- [DATA EXCERPTS]:

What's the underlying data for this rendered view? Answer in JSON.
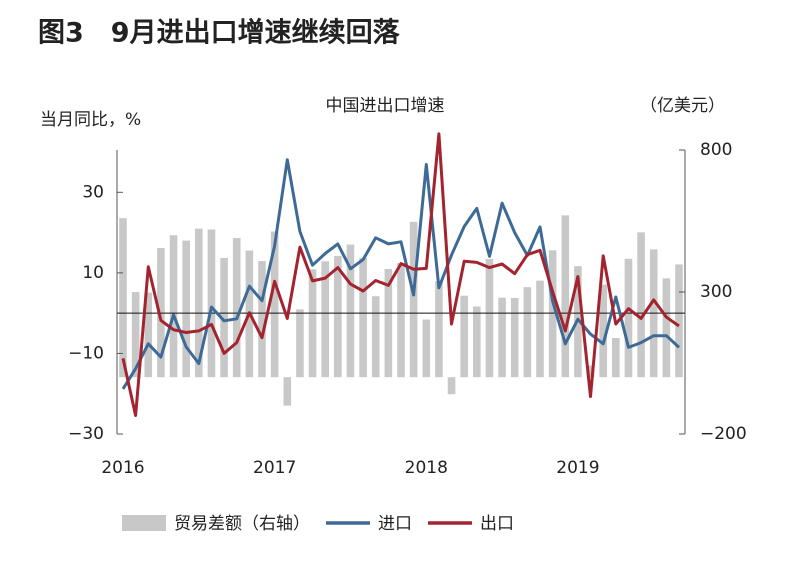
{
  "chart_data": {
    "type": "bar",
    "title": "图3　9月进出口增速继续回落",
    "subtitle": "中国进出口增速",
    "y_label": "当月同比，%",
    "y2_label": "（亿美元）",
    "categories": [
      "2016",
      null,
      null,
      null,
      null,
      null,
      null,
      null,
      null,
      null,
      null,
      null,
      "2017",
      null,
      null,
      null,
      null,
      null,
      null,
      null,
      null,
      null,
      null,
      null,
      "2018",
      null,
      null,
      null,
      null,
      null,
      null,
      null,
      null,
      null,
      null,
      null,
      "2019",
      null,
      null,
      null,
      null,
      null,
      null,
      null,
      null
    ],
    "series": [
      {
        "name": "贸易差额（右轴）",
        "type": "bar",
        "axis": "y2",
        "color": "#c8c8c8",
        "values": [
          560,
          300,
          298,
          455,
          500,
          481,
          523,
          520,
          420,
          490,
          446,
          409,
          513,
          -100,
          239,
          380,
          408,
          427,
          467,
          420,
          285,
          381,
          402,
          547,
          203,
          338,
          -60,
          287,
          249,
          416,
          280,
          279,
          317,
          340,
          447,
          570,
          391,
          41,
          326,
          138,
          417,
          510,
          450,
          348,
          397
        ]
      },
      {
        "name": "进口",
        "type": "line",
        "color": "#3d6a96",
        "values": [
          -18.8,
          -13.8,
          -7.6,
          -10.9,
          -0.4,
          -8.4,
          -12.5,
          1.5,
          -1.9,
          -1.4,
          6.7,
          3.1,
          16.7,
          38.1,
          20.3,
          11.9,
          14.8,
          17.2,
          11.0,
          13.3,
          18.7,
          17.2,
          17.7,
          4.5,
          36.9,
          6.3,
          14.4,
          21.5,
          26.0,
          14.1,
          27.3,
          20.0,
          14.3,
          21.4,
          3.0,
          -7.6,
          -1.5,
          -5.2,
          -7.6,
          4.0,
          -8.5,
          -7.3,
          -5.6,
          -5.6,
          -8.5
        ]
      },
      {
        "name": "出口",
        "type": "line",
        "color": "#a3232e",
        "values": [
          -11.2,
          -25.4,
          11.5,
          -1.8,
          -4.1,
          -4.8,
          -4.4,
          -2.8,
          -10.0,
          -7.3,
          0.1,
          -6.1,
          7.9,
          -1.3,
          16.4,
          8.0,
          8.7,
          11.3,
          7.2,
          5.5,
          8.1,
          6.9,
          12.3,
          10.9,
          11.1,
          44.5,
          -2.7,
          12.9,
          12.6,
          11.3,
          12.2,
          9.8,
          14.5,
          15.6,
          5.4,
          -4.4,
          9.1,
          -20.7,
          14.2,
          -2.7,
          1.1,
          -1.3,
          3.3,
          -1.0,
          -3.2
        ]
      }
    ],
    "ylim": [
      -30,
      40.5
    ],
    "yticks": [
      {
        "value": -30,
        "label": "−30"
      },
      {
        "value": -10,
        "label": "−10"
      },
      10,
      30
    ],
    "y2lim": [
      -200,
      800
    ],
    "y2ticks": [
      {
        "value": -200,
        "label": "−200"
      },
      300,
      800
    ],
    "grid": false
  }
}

- [AIM OF THE TASK]:
Each record above is to be restated exactly, with its pictures removed from the copy.

- [WRITTEN REPLY]:
What's the underlying data for this rendered view? Answer in JSON.
{
  "chart_data": {
    "type": "bar",
    "title": "图3　9月进出口增速继续回落",
    "subtitle": "中国进出口增速",
    "y_label": "当月同比，%",
    "y2_label": "（亿美元）",
    "categories": [
      "2016",
      null,
      null,
      null,
      null,
      null,
      null,
      null,
      null,
      null,
      null,
      null,
      "2017",
      null,
      null,
      null,
      null,
      null,
      null,
      null,
      null,
      null,
      null,
      null,
      "2018",
      null,
      null,
      null,
      null,
      null,
      null,
      null,
      null,
      null,
      null,
      null,
      "2019",
      null,
      null,
      null,
      null,
      null,
      null,
      null,
      null
    ],
    "series": [
      {
        "name": "贸易差额（右轴）",
        "type": "bar",
        "axis": "y2",
        "color": "#c8c8c8",
        "values": [
          560,
          300,
          298,
          455,
          500,
          481,
          523,
          520,
          420,
          490,
          446,
          409,
          513,
          -100,
          239,
          380,
          408,
          427,
          467,
          420,
          285,
          381,
          402,
          547,
          203,
          338,
          -60,
          287,
          249,
          416,
          280,
          279,
          317,
          340,
          447,
          570,
          391,
          41,
          326,
          138,
          417,
          510,
          450,
          348,
          397
        ]
      },
      {
        "name": "进口",
        "type": "line",
        "color": "#3d6a96",
        "values": [
          -18.8,
          -13.8,
          -7.6,
          -10.9,
          -0.4,
          -8.4,
          -12.5,
          1.5,
          -1.9,
          -1.4,
          6.7,
          3.1,
          16.7,
          38.1,
          20.3,
          11.9,
          14.8,
          17.2,
          11.0,
          13.3,
          18.7,
          17.2,
          17.7,
          4.5,
          36.9,
          6.3,
          14.4,
          21.5,
          26.0,
          14.1,
          27.3,
          20.0,
          14.3,
          21.4,
          3.0,
          -7.6,
          -1.5,
          -5.2,
          -7.6,
          4.0,
          -8.5,
          -7.3,
          -5.6,
          -5.6,
          -8.5
        ]
      },
      {
        "name": "出口",
        "type": "line",
        "color": "#a3232e",
        "values": [
          -11.2,
          -25.4,
          11.5,
          -1.8,
          -4.1,
          -4.8,
          -4.4,
          -2.8,
          -10.0,
          -7.3,
          0.1,
          -6.1,
          7.9,
          -1.3,
          16.4,
          8.0,
          8.7,
          11.3,
          7.2,
          5.5,
          8.1,
          6.9,
          12.3,
          10.9,
          11.1,
          44.5,
          -2.7,
          12.9,
          12.6,
          11.3,
          12.2,
          9.8,
          14.5,
          15.6,
          5.4,
          -4.4,
          9.1,
          -20.7,
          14.2,
          -2.7,
          1.1,
          -1.3,
          3.3,
          -1.0,
          -3.2
        ]
      }
    ],
    "ylim": [
      -30,
      40.5
    ],
    "yticks": [
      {
        "value": -30,
        "label": "−30"
      },
      {
        "value": -10,
        "label": "−10"
      },
      10,
      30
    ],
    "y2lim": [
      -200,
      800
    ],
    "y2ticks": [
      {
        "value": -200,
        "label": "−200"
      },
      300,
      800
    ],
    "grid": false
  }
}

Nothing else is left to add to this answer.